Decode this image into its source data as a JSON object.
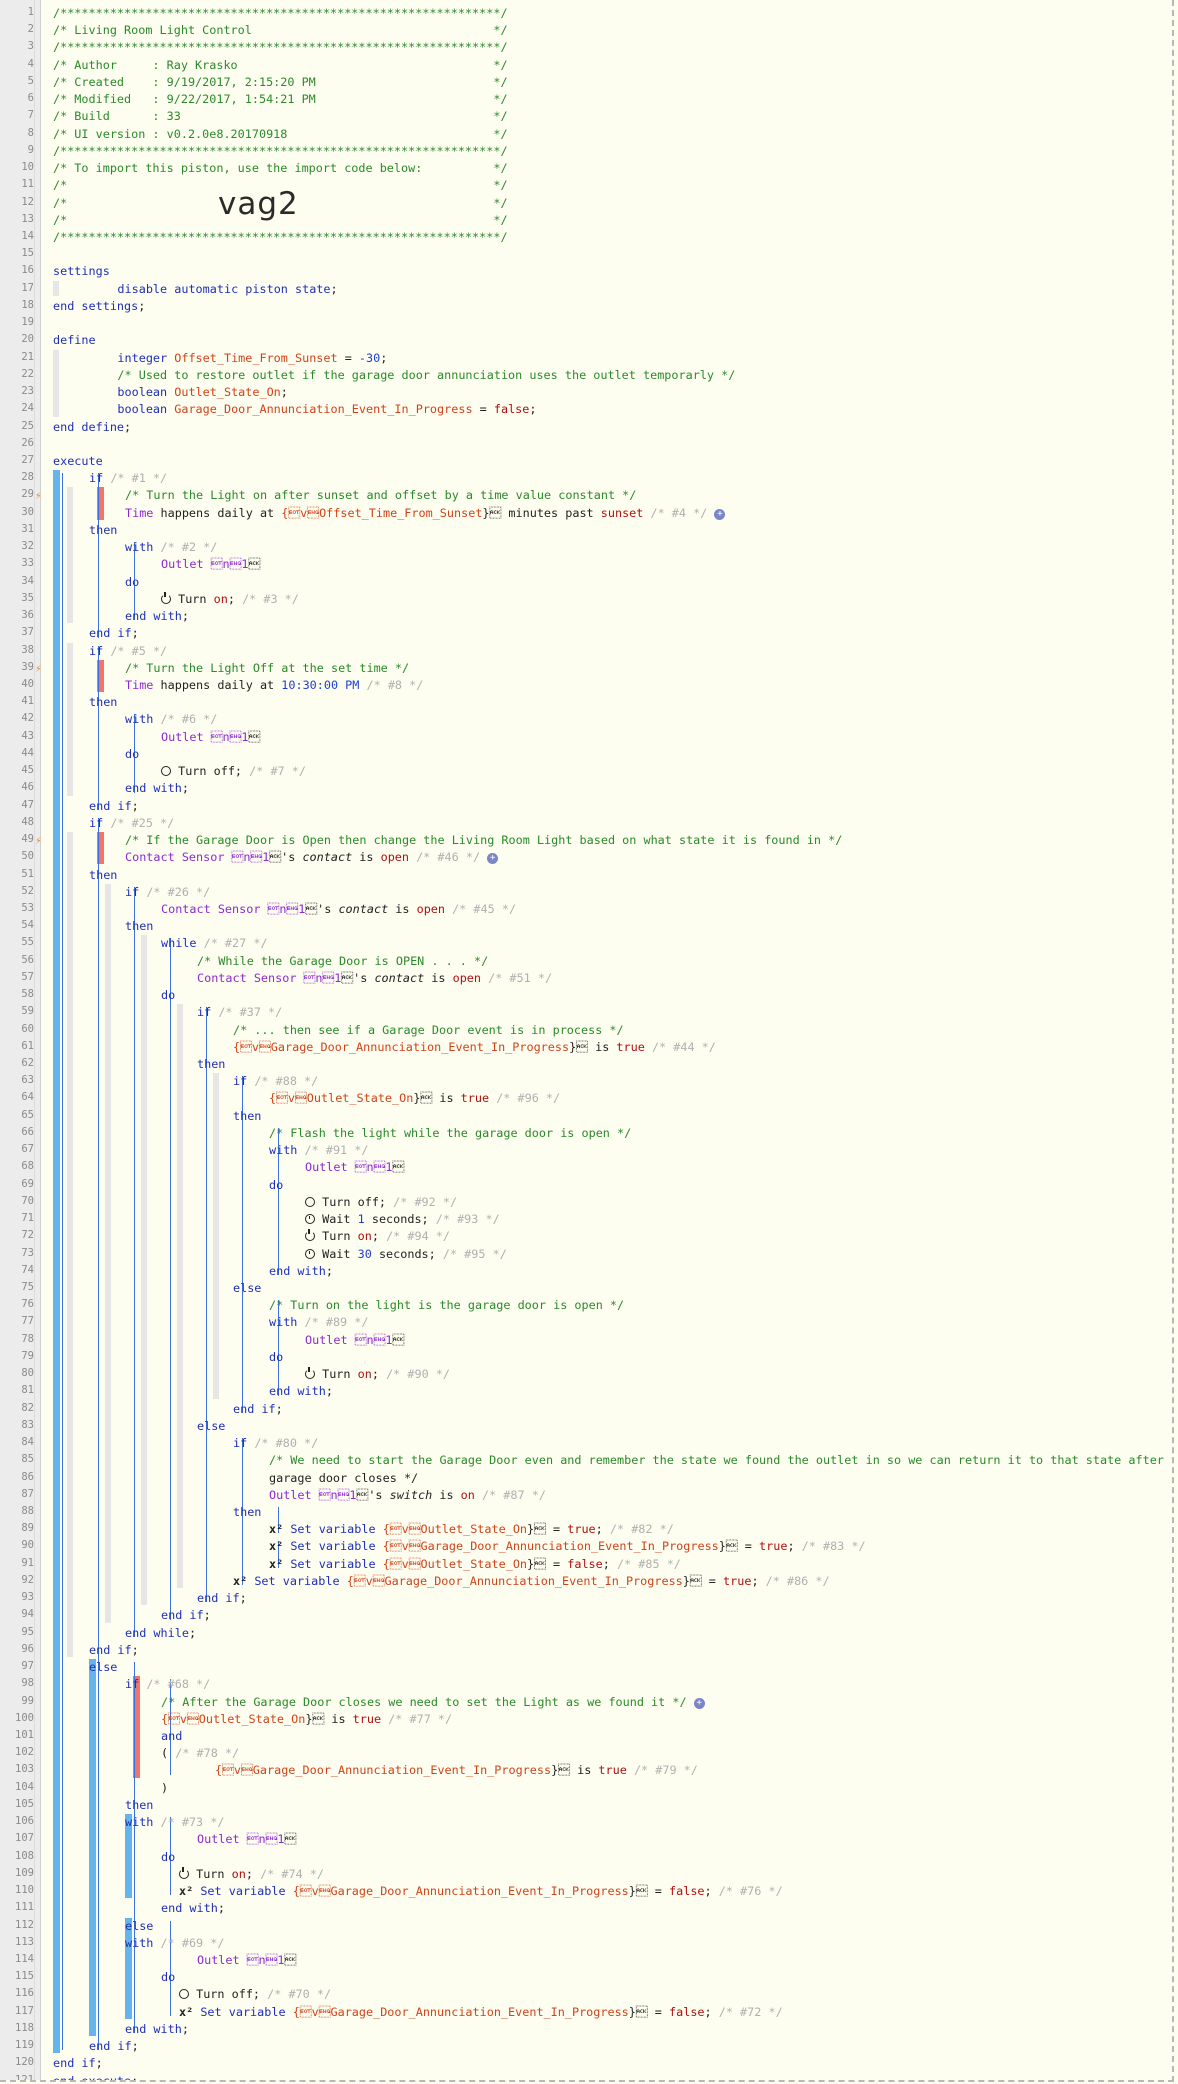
{
  "piston": {
    "name": "Living Room Light Control",
    "author": "Ray Krasko",
    "created": "9/19/2017, 2:15:20 PM",
    "modified": "9/22/2017, 1:54:21 PM",
    "build": "33",
    "ui_version": "v0.2.0e8.20170918",
    "import_code": "vag2"
  },
  "code_lines": [
    "/**************************************************************/",
    "/* Living Room Light Control                                  */",
    "/**************************************************************/",
    "/* Author     : Ray Krasko                                    */",
    "/* Created    : 9/19/2017, 2:15:20 PM                         */",
    "/* Modified   : 9/22/2017, 1:54:21 PM                         */",
    "/* Build      : 33                                            */",
    "/* UI version : v0.2.0e8.20170918                             */",
    "/**************************************************************/",
    "/* To import this piston, use the import code below:          */",
    "/*                                                            */",
    "/*                                                            */",
    "/*                                                            */",
    "/**************************************************************/",
    "",
    "settings",
    "    disable automatic piston state;",
    "end settings;",
    "",
    "define",
    "    integer Offset_Time_From_Sunset = -30;",
    "    /* Used to restore outlet if the garage door annunciation uses the outlet temporarly */",
    "    boolean Outlet_State_On;",
    "    boolean Garage_Door_Annunciation_Event_In_Progress = false;",
    "end define;",
    "",
    "execute",
    "if /* #1 */",
    "/* Turn the Light on after sunset and offset by a time value constant */",
    "Time happens daily at {Offset_Time_From_Sunset} minutes past sunset /* #4 */",
    "then",
    "with /* #2 */",
    "Outlet 1",
    "do",
    "Turn on; /* #3 */",
    "end with;",
    "end if;",
    "if /* #5 */",
    "/* Turn the Light Off at the set time */",
    "Time happens daily at 10:30:00 PM /* #8 */",
    "then",
    "with /* #6 */",
    "Outlet 1",
    "do",
    "Turn off; /* #7 */",
    "end with;",
    "end if;",
    "if /* #25 */",
    "/* If the Garage Door is Open then change the Living Room Light based on what state it is found in */",
    "Contact Sensor 1's contact is open /* #46 */",
    "then",
    "if /* #26 */",
    "Contact Sensor 1's contact is open /* #45 */",
    "then",
    "while /* #27 */",
    "/* While the Garage Door is OPEN . . . */",
    "Contact Sensor 1's contact is open /* #51 */",
    "do",
    "if /* #37 */",
    "/* ... then see if a Garage Door event is in process */",
    "{Garage_Door_Annunciation_Event_In_Progress} is true /* #44 */",
    "then",
    "if /* #88 */",
    "{Outlet_State_On} is true /* #96 */",
    "then",
    "/* Flash the light while the garage door is open */",
    "with /* #91 */",
    "Outlet 1",
    "do",
    "Turn off; /* #92 */",
    "Wait 1 seconds; /* #93 */",
    "Turn on; /* #94 */",
    "Wait 30 seconds; /* #95 */",
    "end with;",
    "else",
    "/* Turn on the light is the garage door is open */",
    "with /* #89 */",
    "Outlet 1",
    "do",
    "Turn on; /* #90 */",
    "end with;",
    "end if;",
    "else",
    "if /* #80 */",
    "/* We need to start the Garage Door even and remember the state we found the outlet in so we can return it to that state after the",
    "garage door closes */",
    "Outlet 1's switch is on /* #87 */",
    "then",
    "Set variable {Outlet_State_On} = true; /* #82 */",
    "Set variable {Garage_Door_Annunciation_Event_In_Progress} = true; /* #83 */",
    "Set variable {Outlet_State_On} = false; /* #85 */",
    "Set variable {Garage_Door_Annunciation_Event_In_Progress} = true; /* #86 */",
    "end if;",
    "end if;",
    "end while;",
    "end if;",
    "else",
    "if /* #68 */",
    "/* After the Garage Door closes we need to set the Light as we found it */",
    "{Outlet_State_On} is true /* #77 */",
    "and",
    "( /* #78 */",
    "{Garage_Door_Annunciation_Event_In_Progress} is true /* #79 */",
    ")",
    "then",
    "with /* #73 */",
    "Outlet 1",
    "do",
    "Turn on; /* #74 */",
    "Set variable {Garage_Door_Annunciation_Event_In_Progress} = false; /* #76 */",
    "end with;",
    "else",
    "with /* #69 */",
    "Outlet 1",
    "do",
    "Turn off; /* #70 */",
    "Set variable {Garage_Door_Annunciation_Event_In_Progress} = false; /* #72 */",
    "end with;",
    "end if;",
    "end if;",
    "end execute;"
  ],
  "icons": {
    "add": "add-icon",
    "power_off": "power-off-icon",
    "power_on": "power-on-icon",
    "wait": "clock-icon",
    "set_variable": "x2-variable-icon",
    "trigger": "lightning-icon"
  },
  "colors": {
    "background": "#fdfdf0",
    "keyword": "#1f2fb8",
    "comment": "#2a8a2a",
    "device": "#8e2ad0",
    "variable": "#d0441a",
    "number": "#1f3fd0",
    "value": "#b01010",
    "block_bar": "#64b4ee",
    "trigger_bar": "#f07468"
  }
}
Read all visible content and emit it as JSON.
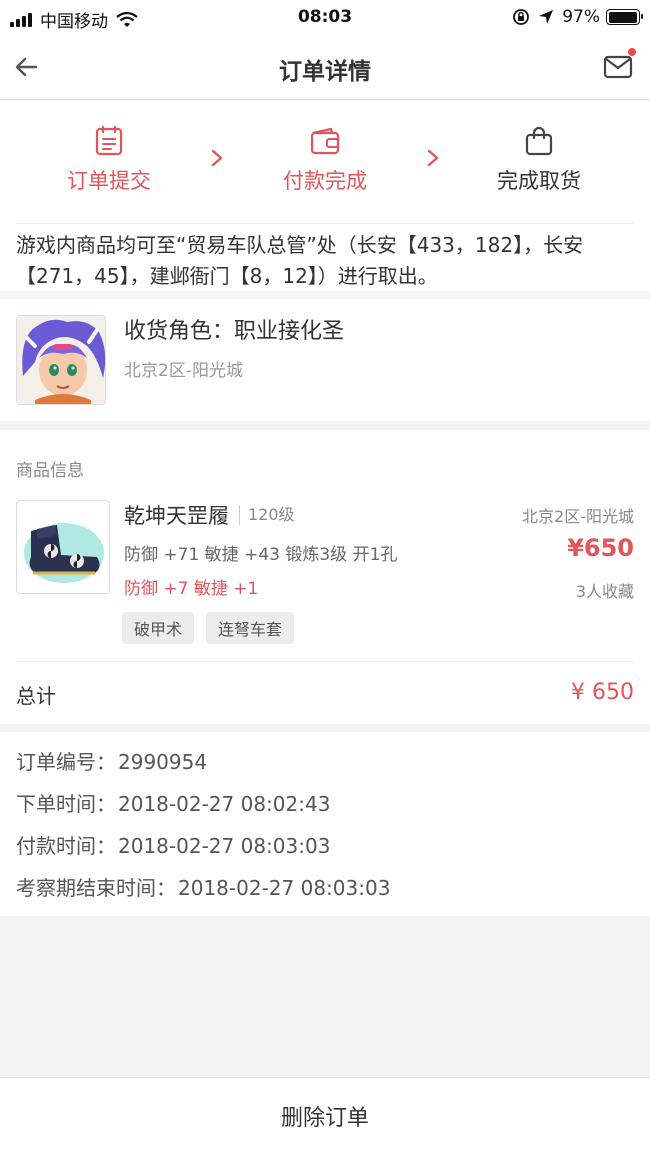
{
  "status_bar": {
    "carrier": "中国移动",
    "time": "08:03",
    "battery": "97%",
    "battery_level": 0.97
  },
  "nav": {
    "title": "订单详情",
    "back_icon": "back-arrow-icon",
    "mail_icon": "mail-icon"
  },
  "steps": [
    {
      "label": "订单提交",
      "icon": "clipboard-icon"
    },
    {
      "label": "付款完成",
      "icon": "wallet-icon"
    },
    {
      "label": "完成取货",
      "icon": "bag-icon"
    }
  ],
  "notice": "游戏内商品均可至“贸易车队总管”处（长安【433，182】，长安【271，45】，建邺衙门【8，12】）进行取出。",
  "receiver": {
    "name": "收货角色：职业接化圣",
    "server": "北京2区-阳光城"
  },
  "goods": {
    "header": "商品信息",
    "item": {
      "name": "乾坤天罡履",
      "level": "120级",
      "stats": "防御 +71 敏捷 +43 锻炼3级 开1孔",
      "extra": "防御 +7 敏捷 +1",
      "server": "北京2区-阳光城",
      "price": "¥650",
      "favorites": "3人收藏",
      "tags": [
        "破甲术",
        "连弩车套"
      ]
    },
    "total_label": "总计",
    "total_value": "¥ 650"
  },
  "order_info": [
    {
      "label": "订单编号：",
      "value": "2990954"
    },
    {
      "label": "下单时间：",
      "value": "2018-02-27 08:02:43"
    },
    {
      "label": "付款时间：",
      "value": "2018-02-27 08:03:03"
    },
    {
      "label": "考察期结束时间：",
      "value": "2018-02-27 08:03:03"
    }
  ],
  "bottom": {
    "delete_label": "删除订单"
  },
  "colors": {
    "accent": "#e2555a",
    "background": "#f3f3f3"
  }
}
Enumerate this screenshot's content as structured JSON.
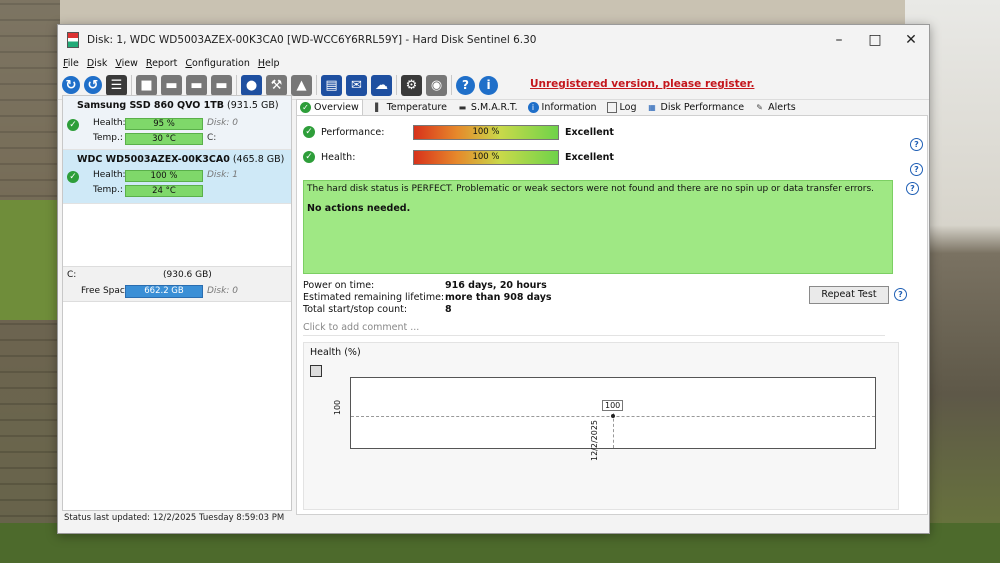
{
  "window": {
    "title": "Disk: 1, WDC WD5003AZEX-00K3CA0 [WD-WCC6Y6RRL59Y]  -  Hard Disk Sentinel 6.30",
    "minimize": "–",
    "maximize": "□",
    "close": "✕"
  },
  "menu": [
    "File",
    "Disk",
    "View",
    "Report",
    "Configuration",
    "Help"
  ],
  "toolbar": {
    "unregistered": "Unregistered version, please register."
  },
  "disks": [
    {
      "name": "Samsung SSD 860 QVO 1TB",
      "capacity": "(931.5 GB)",
      "health_label": "Health:",
      "health": "95 %",
      "health_extra": "Disk: 0",
      "temp_label": "Temp.:",
      "temp": "30 °C",
      "temp_extra": "C:"
    },
    {
      "name": "WDC WD5003AZEX-00K3CA0",
      "capacity": "(465.8 GB)",
      "health_label": "Health:",
      "health": "100 %",
      "health_extra": "Disk: 1",
      "temp_label": "Temp.:",
      "temp": "24 °C"
    }
  ],
  "volume": {
    "letter": "C:",
    "size": "(930.6 GB)",
    "free_label": "Free Space",
    "free": "662.2 GB",
    "disk": "Disk: 0"
  },
  "statusbar": "Status last updated: 12/2/2025 Tuesday 8:59:03 PM",
  "tabs": [
    "Overview",
    "Temperature",
    "S.M.A.R.T.",
    "Information",
    "Log",
    "Disk Performance",
    "Alerts"
  ],
  "overview": {
    "performance_label": "Performance:",
    "performance_value": "100 %",
    "performance_rating": "Excellent",
    "health_label": "Health:",
    "health_value": "100 %",
    "health_rating": "Excellent",
    "status_text": "The hard disk status is PERFECT. Problematic or weak sectors were not found and there are no spin up or data transfer errors.",
    "status_action": "No actions needed.",
    "power_on_label": "Power on time:",
    "power_on_value": "916 days, 20 hours",
    "lifetime_label": "Estimated remaining lifetime:",
    "lifetime_value": "more than 908 days",
    "startstop_label": "Total start/stop count:",
    "startstop_value": "8",
    "repeat_test": "Repeat Test",
    "comment_placeholder": "Click to add comment ..."
  },
  "chart_data": {
    "type": "line",
    "title": "Health (%)",
    "x": [
      "12/2/2025"
    ],
    "series": [
      {
        "values": [
          100
        ]
      }
    ],
    "data_labels": [
      "100"
    ],
    "ytick_labels": [
      "100"
    ],
    "xtick_labels": [
      "12/2/2025"
    ]
  }
}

> _REQUIREMENTS_
Collect the complete line wherever the string "daily" appears in the records.

> _TASK RESPONSE_
    "Time happens daily at {Offset_Time_From_Sunset} minutes past sunset /* #4 */",
    "Time happens daily at 10:30:00 PM /* #8 */",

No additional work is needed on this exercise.